• RECORDS SHOWN

= = =

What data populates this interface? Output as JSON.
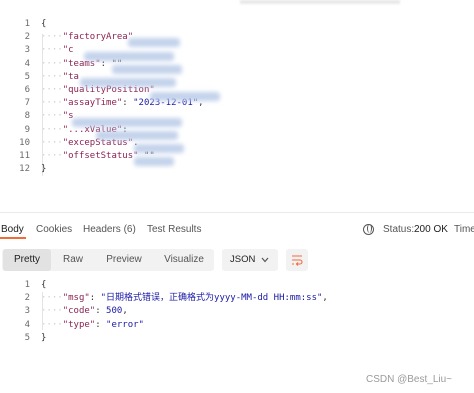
{
  "request": {
    "line_numbers": [
      "1",
      "2",
      "3",
      "4",
      "5",
      "6",
      "7",
      "8",
      "9",
      "10",
      "11",
      "12"
    ],
    "lines": [
      {
        "parts": [
          {
            "t": "p",
            "v": "{"
          }
        ]
      },
      {
        "parts": [
          {
            "t": "k",
            "v": "\"factoryArea\""
          }
        ]
      },
      {
        "parts": [
          {
            "t": "k",
            "v": "\"c"
          }
        ]
      },
      {
        "parts": [
          {
            "t": "k",
            "v": "\"teams\""
          },
          {
            "t": "p",
            "v": ": \"\""
          }
        ]
      },
      {
        "parts": [
          {
            "t": "k",
            "v": "\"ta"
          }
        ]
      },
      {
        "parts": [
          {
            "t": "k",
            "v": "\"qualityPosition\""
          }
        ]
      },
      {
        "parts": [
          {
            "t": "k",
            "v": "\"assayTime\""
          },
          {
            "t": "p",
            "v": ": "
          },
          {
            "t": "s",
            "v": "\"2023-12-01\""
          },
          {
            "t": "p",
            "v": ","
          }
        ]
      },
      {
        "parts": [
          {
            "t": "k",
            "v": "\"s"
          }
        ]
      },
      {
        "parts": [
          {
            "t": "k",
            "v": "\"...xValue\""
          },
          {
            "t": "p",
            "v": ": "
          }
        ]
      },
      {
        "parts": [
          {
            "t": "k",
            "v": "\"excepStatus\""
          },
          {
            "t": "p",
            "v": "."
          }
        ]
      },
      {
        "parts": [
          {
            "t": "k",
            "v": "\"offsetStatus\""
          },
          {
            "t": "p",
            "v": " \"\""
          }
        ]
      },
      {
        "parts": [
          {
            "t": "p",
            "v": "}"
          }
        ]
      }
    ]
  },
  "tabs": {
    "body": "Body",
    "cookies": "Cookies",
    "headers": "Headers",
    "headers_count": "(6)",
    "test_results": "Test Results"
  },
  "status": {
    "label": "Status:",
    "value": "200 OK",
    "time_label": "Time"
  },
  "toolbar": {
    "pretty": "Pretty",
    "raw": "Raw",
    "preview": "Preview",
    "visualize": "Visualize",
    "format": "JSON"
  },
  "response": {
    "line_numbers": [
      "1",
      "2",
      "3",
      "4",
      "5"
    ],
    "lines": [
      {
        "parts": [
          {
            "t": "p",
            "v": "{"
          }
        ]
      },
      {
        "parts": [
          {
            "t": "k",
            "v": "\"msg\""
          },
          {
            "t": "p",
            "v": ": "
          },
          {
            "t": "s",
            "v": "\"日期格式错误，正确格式为yyyy-MM-dd HH:mm:ss\""
          },
          {
            "t": "p",
            "v": ","
          }
        ]
      },
      {
        "parts": [
          {
            "t": "k",
            "v": "\"code\""
          },
          {
            "t": "p",
            "v": ": "
          },
          {
            "t": "s",
            "v": "500"
          },
          {
            "t": "p",
            "v": ","
          }
        ]
      },
      {
        "parts": [
          {
            "t": "k",
            "v": "\"type\""
          },
          {
            "t": "p",
            "v": ": "
          },
          {
            "t": "s",
            "v": "\"error\""
          }
        ]
      },
      {
        "parts": [
          {
            "t": "p",
            "v": "}"
          }
        ]
      }
    ]
  },
  "watermark": "CSDN @Best_Liu~",
  "colors": {
    "accent": "#f26b3a",
    "status_ok": "#0f8a4f",
    "key": "#8b2252",
    "string": "#1a1aa6"
  }
}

= = =

• WHAT YOU NEED TO DO
Copy every line above that holds the word "JSON".

• RESULT FOR THIS TASK
What data populates this interface? Output as JSON.
    "format": "JSON"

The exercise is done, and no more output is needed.